## begin

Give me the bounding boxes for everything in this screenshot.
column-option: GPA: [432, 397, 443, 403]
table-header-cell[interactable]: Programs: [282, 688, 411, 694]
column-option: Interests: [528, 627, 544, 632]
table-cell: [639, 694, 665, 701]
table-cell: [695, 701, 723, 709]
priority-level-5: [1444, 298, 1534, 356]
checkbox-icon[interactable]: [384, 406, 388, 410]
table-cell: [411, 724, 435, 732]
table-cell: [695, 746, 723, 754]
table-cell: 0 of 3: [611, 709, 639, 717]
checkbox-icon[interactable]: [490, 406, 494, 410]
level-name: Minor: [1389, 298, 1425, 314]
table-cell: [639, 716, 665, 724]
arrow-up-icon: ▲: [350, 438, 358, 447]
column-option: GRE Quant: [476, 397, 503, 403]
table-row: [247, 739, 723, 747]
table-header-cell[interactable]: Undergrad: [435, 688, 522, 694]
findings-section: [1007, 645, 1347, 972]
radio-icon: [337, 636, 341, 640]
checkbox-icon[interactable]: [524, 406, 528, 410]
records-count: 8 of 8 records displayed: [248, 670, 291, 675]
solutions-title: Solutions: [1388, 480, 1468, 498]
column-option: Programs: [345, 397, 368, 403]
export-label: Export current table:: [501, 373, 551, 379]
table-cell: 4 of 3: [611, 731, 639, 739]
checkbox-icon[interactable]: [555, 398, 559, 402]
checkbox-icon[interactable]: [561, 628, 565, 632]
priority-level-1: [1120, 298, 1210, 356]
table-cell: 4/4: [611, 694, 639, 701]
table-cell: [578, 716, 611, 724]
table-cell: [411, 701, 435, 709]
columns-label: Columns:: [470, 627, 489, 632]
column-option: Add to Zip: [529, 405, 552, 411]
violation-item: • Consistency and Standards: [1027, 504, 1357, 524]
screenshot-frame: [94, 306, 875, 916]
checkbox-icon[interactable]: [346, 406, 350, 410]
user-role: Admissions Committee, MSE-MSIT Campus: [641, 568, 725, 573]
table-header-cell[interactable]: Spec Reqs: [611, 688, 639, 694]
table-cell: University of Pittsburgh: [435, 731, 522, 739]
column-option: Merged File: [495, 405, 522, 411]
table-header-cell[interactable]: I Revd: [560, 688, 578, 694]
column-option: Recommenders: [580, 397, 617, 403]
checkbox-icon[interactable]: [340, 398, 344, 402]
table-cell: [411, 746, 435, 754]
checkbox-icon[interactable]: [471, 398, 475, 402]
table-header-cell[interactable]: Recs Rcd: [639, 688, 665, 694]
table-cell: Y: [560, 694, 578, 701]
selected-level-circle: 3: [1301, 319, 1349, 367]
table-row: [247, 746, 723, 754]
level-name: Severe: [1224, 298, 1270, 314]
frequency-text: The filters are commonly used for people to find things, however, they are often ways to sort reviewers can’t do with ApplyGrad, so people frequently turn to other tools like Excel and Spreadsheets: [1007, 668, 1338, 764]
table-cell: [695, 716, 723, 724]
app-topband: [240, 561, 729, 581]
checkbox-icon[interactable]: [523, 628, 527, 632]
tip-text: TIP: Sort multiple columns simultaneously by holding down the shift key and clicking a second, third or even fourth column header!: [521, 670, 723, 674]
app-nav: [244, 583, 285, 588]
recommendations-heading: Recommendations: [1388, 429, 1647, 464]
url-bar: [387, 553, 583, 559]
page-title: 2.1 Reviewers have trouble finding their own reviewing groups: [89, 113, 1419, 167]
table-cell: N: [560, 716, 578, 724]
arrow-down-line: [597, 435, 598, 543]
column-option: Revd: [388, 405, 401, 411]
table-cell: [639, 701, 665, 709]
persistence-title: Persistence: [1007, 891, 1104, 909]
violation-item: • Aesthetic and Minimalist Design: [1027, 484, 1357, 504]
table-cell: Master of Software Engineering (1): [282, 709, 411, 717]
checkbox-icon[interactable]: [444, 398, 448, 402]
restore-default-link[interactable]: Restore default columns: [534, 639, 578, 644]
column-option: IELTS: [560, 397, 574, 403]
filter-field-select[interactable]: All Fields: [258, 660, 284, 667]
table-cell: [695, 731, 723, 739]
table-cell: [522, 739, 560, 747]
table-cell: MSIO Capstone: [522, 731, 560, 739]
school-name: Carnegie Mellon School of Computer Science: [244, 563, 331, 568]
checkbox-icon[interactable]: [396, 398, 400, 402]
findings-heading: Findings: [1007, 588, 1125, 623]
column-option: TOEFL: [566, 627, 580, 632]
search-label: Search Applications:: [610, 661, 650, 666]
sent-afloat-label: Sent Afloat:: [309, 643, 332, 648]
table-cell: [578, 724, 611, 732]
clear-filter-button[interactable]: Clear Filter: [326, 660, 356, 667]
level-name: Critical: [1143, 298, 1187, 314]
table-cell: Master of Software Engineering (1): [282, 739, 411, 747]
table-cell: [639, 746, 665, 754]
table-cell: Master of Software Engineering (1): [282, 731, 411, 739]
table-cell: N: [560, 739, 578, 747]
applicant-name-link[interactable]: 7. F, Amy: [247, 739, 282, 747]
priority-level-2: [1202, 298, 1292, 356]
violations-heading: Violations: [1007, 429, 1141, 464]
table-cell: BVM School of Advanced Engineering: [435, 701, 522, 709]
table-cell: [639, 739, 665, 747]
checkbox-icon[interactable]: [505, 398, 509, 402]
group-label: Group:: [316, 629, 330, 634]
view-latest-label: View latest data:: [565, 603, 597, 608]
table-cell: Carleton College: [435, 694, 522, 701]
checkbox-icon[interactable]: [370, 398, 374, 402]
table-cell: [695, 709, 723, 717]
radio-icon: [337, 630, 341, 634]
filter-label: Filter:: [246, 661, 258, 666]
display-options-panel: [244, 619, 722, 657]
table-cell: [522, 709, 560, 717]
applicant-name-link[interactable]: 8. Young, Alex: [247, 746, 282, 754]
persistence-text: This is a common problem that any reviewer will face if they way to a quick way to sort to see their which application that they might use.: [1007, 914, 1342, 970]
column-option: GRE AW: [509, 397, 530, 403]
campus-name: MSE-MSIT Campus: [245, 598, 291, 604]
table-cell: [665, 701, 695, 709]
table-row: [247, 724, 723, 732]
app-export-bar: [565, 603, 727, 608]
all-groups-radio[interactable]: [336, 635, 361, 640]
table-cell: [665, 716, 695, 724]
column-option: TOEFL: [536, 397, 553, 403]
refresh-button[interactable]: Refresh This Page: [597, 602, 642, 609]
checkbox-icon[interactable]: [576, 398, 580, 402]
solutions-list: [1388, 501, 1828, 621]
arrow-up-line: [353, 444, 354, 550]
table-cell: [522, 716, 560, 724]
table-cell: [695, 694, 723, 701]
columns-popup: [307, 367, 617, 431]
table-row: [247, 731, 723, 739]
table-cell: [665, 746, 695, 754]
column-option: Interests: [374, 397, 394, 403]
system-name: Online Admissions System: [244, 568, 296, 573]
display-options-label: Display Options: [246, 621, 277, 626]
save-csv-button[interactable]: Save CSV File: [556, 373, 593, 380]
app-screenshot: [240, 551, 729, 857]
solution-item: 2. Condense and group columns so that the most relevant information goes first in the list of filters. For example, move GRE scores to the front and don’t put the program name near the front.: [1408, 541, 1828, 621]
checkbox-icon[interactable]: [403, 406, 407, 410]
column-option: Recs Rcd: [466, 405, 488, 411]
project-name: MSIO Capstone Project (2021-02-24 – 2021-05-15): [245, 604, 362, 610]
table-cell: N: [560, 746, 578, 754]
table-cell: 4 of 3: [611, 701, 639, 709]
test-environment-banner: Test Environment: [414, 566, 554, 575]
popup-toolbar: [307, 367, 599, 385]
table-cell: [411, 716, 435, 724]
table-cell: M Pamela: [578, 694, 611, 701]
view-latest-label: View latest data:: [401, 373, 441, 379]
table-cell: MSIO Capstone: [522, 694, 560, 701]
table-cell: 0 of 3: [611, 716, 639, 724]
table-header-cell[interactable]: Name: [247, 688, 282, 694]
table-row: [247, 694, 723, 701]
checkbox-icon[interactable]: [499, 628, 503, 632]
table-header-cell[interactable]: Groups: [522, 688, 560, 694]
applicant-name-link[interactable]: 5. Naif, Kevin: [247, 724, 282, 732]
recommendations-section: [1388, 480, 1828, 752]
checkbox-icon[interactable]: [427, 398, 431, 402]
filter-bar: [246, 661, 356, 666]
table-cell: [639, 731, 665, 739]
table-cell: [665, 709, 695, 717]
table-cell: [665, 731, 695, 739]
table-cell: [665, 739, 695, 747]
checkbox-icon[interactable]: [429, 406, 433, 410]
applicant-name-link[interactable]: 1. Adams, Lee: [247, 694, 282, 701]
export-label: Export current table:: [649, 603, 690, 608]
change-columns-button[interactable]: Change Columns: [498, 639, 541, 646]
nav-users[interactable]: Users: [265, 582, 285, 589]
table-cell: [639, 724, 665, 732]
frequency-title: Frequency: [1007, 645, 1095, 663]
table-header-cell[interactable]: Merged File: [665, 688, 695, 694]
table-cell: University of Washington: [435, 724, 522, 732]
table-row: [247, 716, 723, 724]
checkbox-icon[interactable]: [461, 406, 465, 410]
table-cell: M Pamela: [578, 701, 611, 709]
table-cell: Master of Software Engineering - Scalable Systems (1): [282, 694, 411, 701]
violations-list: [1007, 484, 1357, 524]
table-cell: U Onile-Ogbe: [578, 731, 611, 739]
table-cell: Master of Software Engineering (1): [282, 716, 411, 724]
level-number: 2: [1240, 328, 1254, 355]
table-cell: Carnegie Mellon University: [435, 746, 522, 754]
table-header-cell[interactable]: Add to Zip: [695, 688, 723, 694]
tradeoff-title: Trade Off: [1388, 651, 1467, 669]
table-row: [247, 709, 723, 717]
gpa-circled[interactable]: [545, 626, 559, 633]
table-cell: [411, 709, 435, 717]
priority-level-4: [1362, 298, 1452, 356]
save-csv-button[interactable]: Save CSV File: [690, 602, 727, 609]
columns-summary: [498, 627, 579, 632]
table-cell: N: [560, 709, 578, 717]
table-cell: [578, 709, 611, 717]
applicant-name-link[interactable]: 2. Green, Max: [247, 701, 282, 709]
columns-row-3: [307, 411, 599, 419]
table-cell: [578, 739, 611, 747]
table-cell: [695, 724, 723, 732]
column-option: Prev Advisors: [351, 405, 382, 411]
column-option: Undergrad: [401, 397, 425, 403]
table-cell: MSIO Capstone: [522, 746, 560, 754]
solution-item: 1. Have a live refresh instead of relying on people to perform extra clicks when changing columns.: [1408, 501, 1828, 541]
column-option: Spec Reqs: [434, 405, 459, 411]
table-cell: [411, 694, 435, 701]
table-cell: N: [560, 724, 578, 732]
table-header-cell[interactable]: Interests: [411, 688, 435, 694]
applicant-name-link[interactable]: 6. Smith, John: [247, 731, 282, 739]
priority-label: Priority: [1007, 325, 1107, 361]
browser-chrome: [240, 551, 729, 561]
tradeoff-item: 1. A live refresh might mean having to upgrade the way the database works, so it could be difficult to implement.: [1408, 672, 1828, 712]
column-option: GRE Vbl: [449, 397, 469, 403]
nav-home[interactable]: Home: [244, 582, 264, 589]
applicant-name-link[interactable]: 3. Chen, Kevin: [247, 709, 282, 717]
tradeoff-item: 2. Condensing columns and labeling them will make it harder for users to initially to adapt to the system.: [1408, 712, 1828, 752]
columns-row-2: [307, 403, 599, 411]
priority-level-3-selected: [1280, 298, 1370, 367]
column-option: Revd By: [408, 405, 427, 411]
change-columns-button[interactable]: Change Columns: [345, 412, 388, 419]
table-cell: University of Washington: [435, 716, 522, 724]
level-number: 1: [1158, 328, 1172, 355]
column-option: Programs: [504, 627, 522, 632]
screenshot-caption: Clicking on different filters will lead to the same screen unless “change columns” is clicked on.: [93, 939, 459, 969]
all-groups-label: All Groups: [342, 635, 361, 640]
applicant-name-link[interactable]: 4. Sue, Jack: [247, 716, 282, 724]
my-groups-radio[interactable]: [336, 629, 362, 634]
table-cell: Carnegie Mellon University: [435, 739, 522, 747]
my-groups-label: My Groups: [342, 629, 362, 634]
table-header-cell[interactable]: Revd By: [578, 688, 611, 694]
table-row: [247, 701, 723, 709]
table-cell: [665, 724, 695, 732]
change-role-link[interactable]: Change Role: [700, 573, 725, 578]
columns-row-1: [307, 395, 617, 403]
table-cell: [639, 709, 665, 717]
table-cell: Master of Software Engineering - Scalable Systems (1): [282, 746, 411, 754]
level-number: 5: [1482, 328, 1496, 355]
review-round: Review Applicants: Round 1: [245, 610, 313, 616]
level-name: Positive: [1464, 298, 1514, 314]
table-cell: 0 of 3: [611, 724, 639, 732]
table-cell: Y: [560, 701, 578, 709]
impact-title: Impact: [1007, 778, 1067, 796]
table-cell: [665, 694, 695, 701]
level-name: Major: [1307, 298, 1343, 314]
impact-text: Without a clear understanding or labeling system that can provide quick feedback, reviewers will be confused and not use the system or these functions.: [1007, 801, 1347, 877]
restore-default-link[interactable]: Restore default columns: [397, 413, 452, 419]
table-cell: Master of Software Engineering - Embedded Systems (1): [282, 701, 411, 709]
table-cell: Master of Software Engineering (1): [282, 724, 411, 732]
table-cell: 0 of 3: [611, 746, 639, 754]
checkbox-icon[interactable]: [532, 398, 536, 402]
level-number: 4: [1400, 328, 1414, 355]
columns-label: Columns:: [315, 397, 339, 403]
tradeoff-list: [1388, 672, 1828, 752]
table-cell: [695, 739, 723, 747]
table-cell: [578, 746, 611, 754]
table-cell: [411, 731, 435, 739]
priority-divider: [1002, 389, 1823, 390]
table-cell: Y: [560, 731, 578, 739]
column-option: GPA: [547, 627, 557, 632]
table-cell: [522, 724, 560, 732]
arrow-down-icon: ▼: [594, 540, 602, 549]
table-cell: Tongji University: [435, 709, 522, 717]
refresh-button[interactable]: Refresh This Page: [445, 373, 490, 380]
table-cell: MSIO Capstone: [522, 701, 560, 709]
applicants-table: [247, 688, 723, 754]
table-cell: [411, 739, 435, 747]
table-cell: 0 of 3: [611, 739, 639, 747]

## end

• What the task requires: Please copy out the data word for word, starting at its first line and stopping after the line that contains "table-cell: 4/4: [611, 694, 639, 701]".

• Output for this exercise:
Give me the bounding boxes for everything in this screenshot.
column-option: GPA: [432, 397, 443, 403]
table-header-cell[interactable]: Programs: [282, 688, 411, 694]
column-option: Interests: [528, 627, 544, 632]
table-cell: [639, 694, 665, 701]
table-cell: [695, 701, 723, 709]
priority-level-5: [1444, 298, 1534, 356]
checkbox-icon[interactable]: [384, 406, 388, 410]
table-cell: [411, 724, 435, 732]
table-cell: [695, 746, 723, 754]
table-cell: 0 of 3: [611, 709, 639, 717]
checkbox-icon[interactable]: [490, 406, 494, 410]
level-name: Minor: [1389, 298, 1425, 314]
table-cell: [639, 716, 665, 724]
arrow-up-icon: ▲: [350, 438, 358, 447]
column-option: GRE Quant: [476, 397, 503, 403]
table-row: [247, 739, 723, 747]
table-header-cell[interactable]: Undergrad: [435, 688, 522, 694]
findings-section: [1007, 645, 1347, 972]
radio-icon: [337, 636, 341, 640]
checkbox-icon[interactable]: [524, 406, 528, 410]
records-count: 8 of 8 records displayed: [248, 670, 291, 675]
solutions-title: Solutions: [1388, 480, 1468, 498]
column-option: Programs: [345, 397, 368, 403]
export-label: Export current table:: [501, 373, 551, 379]
table-cell: 4 of 3: [611, 731, 639, 739]
checkbox-icon[interactable]: [555, 398, 559, 402]
checkbox-icon[interactable]: [561, 628, 565, 632]
priority-level-1: [1120, 298, 1210, 356]
table-cell: 4/4: [611, 694, 639, 701]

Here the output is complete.